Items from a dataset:
....

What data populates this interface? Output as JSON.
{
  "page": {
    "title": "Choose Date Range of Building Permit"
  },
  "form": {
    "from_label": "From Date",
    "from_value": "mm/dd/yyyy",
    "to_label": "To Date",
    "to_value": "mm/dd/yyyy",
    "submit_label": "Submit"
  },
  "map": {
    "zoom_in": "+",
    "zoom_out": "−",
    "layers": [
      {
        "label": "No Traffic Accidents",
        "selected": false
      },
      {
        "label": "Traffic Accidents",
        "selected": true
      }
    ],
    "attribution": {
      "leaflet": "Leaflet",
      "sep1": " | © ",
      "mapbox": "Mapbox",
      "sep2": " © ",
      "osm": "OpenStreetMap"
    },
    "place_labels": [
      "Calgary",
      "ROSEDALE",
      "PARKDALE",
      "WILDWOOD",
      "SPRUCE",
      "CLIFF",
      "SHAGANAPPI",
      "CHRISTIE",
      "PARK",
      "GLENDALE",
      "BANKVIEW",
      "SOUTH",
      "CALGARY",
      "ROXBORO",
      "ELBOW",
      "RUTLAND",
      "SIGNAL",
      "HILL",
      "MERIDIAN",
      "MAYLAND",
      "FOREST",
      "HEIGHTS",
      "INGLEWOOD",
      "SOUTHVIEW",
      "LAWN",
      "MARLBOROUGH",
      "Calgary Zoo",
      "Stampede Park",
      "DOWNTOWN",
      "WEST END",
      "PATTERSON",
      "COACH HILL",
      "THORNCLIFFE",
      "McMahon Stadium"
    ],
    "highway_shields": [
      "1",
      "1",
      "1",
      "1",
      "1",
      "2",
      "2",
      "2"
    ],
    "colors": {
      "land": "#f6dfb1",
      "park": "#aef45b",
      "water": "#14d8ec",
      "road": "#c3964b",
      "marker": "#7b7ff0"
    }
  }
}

....

■ Exercise details:
Extract the data in full. Keep it word for word.

■ Exercise response:
What data populates this interface? Output as JSON.
{
  "page": {
    "title": "Choose Date Range of Building Permit"
  },
  "form": {
    "from_label": "From Date",
    "from_value": "mm/dd/yyyy",
    "to_label": "To Date",
    "to_value": "mm/dd/yyyy",
    "submit_label": "Submit"
  },
  "map": {
    "zoom_in": "+",
    "zoom_out": "−",
    "layers": [
      {
        "label": "No Traffic Accidents",
        "selected": false
      },
      {
        "label": "Traffic Accidents",
        "selected": true
      }
    ],
    "attribution": {
      "leaflet": "Leaflet",
      "sep1": " | © ",
      "mapbox": "Mapbox",
      "sep2": " © ",
      "osm": "OpenStreetMap"
    },
    "place_labels": [
      "Calgary",
      "ROSEDALE",
      "PARKDALE",
      "WILDWOOD",
      "SPRUCE",
      "CLIFF",
      "SHAGANAPPI",
      "CHRISTIE",
      "PARK",
      "GLENDALE",
      "BANKVIEW",
      "SOUTH",
      "CALGARY",
      "ROXBORO",
      "ELBOW",
      "RUTLAND",
      "SIGNAL",
      "HILL",
      "MERIDIAN",
      "MAYLAND",
      "FOREST",
      "HEIGHTS",
      "INGLEWOOD",
      "SOUTHVIEW",
      "LAWN",
      "MARLBOROUGH",
      "Calgary Zoo",
      "Stampede Park",
      "DOWNTOWN",
      "WEST END",
      "PATTERSON",
      "COACH HILL",
      "THORNCLIFFE",
      "McMahon Stadium"
    ],
    "highway_shields": [
      "1",
      "1",
      "1",
      "1",
      "1",
      "2",
      "2",
      "2"
    ],
    "colors": {
      "land": "#f6dfb1",
      "park": "#aef45b",
      "water": "#14d8ec",
      "road": "#c3964b",
      "marker": "#7b7ff0"
    }
  }
}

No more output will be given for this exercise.